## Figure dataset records

-- Begin --

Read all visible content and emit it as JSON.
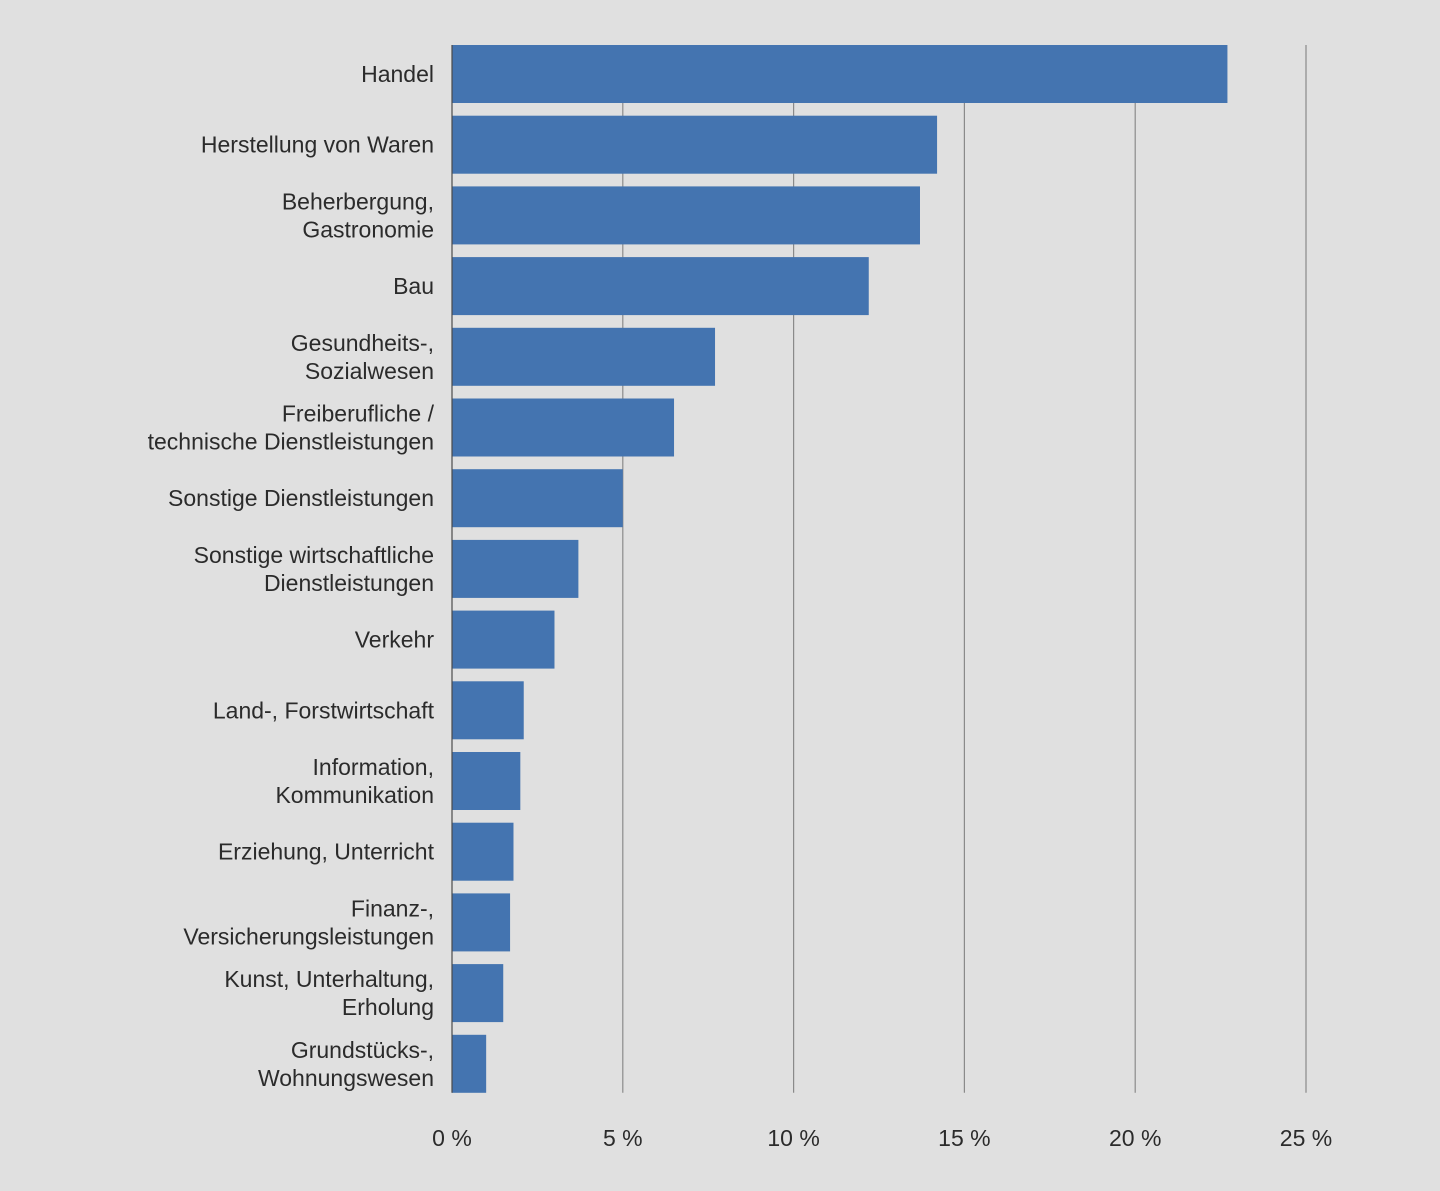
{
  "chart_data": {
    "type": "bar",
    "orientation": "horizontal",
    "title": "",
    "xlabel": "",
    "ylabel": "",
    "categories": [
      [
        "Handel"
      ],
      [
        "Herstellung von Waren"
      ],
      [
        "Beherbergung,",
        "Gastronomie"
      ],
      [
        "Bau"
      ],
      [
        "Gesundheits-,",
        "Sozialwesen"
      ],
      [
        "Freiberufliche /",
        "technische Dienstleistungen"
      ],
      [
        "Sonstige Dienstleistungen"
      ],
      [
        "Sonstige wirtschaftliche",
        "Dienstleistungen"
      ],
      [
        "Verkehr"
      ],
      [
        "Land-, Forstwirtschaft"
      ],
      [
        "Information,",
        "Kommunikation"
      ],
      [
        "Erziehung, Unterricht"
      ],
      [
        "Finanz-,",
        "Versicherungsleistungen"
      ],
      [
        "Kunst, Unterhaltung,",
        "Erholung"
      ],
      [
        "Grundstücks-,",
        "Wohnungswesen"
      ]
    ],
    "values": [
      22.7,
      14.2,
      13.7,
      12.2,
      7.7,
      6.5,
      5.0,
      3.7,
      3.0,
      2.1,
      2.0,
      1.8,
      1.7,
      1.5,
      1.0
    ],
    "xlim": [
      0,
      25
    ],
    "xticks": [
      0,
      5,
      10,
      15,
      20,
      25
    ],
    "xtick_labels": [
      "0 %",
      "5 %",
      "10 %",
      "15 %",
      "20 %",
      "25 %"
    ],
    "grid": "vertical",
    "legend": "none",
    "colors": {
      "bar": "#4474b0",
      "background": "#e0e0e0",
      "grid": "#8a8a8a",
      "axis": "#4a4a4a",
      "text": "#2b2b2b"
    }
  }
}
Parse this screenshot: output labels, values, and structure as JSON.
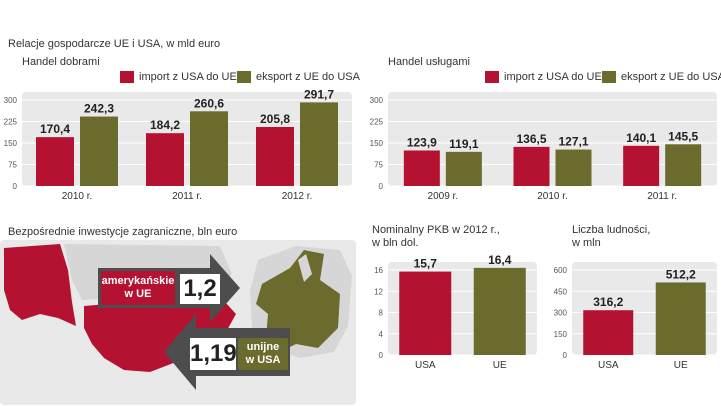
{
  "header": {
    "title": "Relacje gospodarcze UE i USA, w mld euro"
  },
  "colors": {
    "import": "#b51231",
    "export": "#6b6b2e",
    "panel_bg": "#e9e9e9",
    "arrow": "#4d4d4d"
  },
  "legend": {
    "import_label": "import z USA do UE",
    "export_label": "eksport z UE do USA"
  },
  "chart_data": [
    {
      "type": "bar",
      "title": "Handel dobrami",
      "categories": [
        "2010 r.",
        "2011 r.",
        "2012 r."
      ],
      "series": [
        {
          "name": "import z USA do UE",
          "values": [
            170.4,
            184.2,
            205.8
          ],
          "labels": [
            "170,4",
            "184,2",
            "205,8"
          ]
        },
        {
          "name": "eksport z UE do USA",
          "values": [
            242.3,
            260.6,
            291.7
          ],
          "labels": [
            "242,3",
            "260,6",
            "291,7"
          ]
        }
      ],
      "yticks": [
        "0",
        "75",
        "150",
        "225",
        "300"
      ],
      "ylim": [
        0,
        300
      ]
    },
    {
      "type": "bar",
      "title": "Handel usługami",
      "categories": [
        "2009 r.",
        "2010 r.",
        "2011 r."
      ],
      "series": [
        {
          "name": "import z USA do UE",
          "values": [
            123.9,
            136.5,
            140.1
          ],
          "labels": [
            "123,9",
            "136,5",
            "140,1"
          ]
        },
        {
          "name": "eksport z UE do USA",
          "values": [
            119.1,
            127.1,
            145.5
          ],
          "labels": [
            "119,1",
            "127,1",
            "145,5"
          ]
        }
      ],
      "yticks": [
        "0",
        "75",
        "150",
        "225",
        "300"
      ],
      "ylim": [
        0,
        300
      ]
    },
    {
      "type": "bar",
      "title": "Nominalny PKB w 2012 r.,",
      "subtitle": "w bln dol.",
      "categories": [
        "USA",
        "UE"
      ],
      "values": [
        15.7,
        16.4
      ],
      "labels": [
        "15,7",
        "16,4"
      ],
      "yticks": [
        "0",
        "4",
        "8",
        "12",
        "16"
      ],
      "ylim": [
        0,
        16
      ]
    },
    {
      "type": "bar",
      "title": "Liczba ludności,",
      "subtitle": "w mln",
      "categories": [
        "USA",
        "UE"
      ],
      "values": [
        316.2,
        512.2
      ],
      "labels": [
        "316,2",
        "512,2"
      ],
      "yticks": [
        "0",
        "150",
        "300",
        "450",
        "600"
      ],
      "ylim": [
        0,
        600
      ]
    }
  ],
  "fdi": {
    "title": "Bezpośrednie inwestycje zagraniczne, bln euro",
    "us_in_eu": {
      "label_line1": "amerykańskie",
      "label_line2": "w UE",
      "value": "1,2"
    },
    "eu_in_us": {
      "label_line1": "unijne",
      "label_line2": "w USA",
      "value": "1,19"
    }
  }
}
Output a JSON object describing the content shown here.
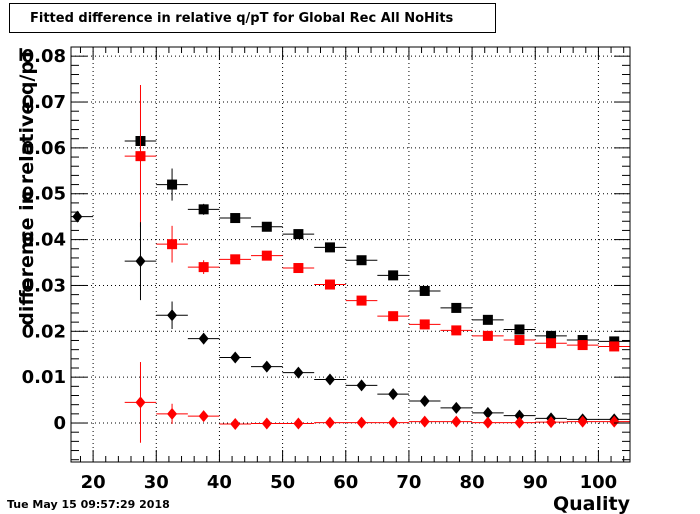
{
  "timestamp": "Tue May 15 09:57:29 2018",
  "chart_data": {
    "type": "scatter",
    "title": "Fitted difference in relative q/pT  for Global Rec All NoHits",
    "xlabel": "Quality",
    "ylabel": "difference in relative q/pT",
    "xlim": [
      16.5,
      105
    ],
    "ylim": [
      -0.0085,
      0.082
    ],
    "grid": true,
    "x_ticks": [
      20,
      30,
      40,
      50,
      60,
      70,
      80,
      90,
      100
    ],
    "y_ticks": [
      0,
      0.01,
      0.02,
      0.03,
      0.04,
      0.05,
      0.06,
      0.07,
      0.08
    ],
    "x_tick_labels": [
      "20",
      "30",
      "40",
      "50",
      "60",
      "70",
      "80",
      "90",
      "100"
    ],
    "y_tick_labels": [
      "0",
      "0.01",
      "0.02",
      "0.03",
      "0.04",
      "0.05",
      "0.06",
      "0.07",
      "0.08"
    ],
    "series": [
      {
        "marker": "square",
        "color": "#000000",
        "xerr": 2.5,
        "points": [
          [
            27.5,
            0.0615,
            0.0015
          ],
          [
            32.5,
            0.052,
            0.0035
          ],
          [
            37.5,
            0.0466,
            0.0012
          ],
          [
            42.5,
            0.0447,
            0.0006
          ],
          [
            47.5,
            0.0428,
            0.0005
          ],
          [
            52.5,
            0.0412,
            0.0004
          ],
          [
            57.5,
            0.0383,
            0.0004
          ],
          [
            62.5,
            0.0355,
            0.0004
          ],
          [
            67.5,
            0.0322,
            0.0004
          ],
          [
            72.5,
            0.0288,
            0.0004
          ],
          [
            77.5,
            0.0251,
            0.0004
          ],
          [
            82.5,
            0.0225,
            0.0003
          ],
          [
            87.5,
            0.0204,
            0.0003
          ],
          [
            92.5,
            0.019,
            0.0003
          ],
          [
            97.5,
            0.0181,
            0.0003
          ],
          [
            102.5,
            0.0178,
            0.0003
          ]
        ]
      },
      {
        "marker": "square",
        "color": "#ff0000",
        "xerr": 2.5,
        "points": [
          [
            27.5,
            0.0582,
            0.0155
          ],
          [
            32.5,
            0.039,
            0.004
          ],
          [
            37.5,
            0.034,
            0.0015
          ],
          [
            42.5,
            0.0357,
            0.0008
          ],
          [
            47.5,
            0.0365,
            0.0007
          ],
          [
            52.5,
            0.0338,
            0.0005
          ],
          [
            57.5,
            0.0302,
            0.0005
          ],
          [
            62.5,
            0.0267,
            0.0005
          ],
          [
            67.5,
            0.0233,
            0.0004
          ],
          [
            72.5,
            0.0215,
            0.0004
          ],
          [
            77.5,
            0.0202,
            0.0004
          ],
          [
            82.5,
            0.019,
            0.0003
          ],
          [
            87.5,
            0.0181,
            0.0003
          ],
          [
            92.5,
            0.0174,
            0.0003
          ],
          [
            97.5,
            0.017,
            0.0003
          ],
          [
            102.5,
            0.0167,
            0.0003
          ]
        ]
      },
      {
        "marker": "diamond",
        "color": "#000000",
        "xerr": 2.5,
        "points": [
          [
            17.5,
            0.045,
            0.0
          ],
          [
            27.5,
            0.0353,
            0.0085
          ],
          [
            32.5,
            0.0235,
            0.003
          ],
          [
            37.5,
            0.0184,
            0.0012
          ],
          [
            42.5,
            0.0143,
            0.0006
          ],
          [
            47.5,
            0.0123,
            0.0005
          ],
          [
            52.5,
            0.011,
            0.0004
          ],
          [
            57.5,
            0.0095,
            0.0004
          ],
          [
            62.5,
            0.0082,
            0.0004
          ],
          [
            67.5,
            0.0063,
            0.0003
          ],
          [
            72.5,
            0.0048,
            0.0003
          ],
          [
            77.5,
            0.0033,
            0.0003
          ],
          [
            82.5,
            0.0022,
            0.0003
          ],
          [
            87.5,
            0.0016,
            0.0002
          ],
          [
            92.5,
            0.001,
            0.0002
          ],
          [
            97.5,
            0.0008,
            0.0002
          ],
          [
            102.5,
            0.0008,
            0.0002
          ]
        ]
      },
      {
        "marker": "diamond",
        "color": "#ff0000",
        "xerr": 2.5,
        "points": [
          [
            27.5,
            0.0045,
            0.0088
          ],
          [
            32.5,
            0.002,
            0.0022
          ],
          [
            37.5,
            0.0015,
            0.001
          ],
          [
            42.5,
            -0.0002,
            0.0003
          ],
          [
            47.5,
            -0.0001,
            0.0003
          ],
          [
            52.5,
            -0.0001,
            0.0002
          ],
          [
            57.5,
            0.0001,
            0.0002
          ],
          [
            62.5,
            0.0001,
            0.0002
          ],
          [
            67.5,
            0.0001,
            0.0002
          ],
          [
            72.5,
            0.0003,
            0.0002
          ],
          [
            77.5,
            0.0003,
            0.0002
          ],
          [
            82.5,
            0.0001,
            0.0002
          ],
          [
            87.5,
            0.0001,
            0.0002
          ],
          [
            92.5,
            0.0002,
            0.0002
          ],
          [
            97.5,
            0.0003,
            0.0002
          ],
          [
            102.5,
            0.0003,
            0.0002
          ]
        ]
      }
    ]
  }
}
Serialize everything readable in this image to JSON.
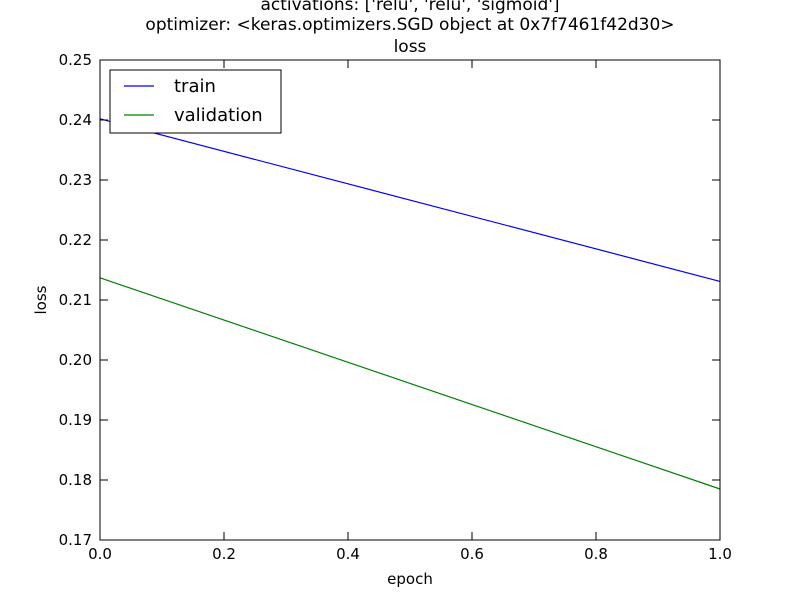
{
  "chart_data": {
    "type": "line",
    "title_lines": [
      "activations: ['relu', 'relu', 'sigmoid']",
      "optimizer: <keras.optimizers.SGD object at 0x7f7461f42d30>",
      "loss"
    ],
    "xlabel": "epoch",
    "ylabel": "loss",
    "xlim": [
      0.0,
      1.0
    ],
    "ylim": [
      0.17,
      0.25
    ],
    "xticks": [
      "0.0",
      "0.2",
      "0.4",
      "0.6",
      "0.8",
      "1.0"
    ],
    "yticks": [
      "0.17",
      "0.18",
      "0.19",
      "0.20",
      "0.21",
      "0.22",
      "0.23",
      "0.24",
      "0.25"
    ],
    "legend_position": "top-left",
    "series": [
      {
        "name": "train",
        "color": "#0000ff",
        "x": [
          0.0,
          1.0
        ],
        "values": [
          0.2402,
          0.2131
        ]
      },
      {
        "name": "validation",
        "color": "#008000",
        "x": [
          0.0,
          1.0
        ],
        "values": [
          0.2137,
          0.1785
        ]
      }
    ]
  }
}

-- End --

Go through the entries and return each line where the word "Handel" appears.

        "Handel"
      "title": "Handel dobrami",
      "title": "Handel usługami",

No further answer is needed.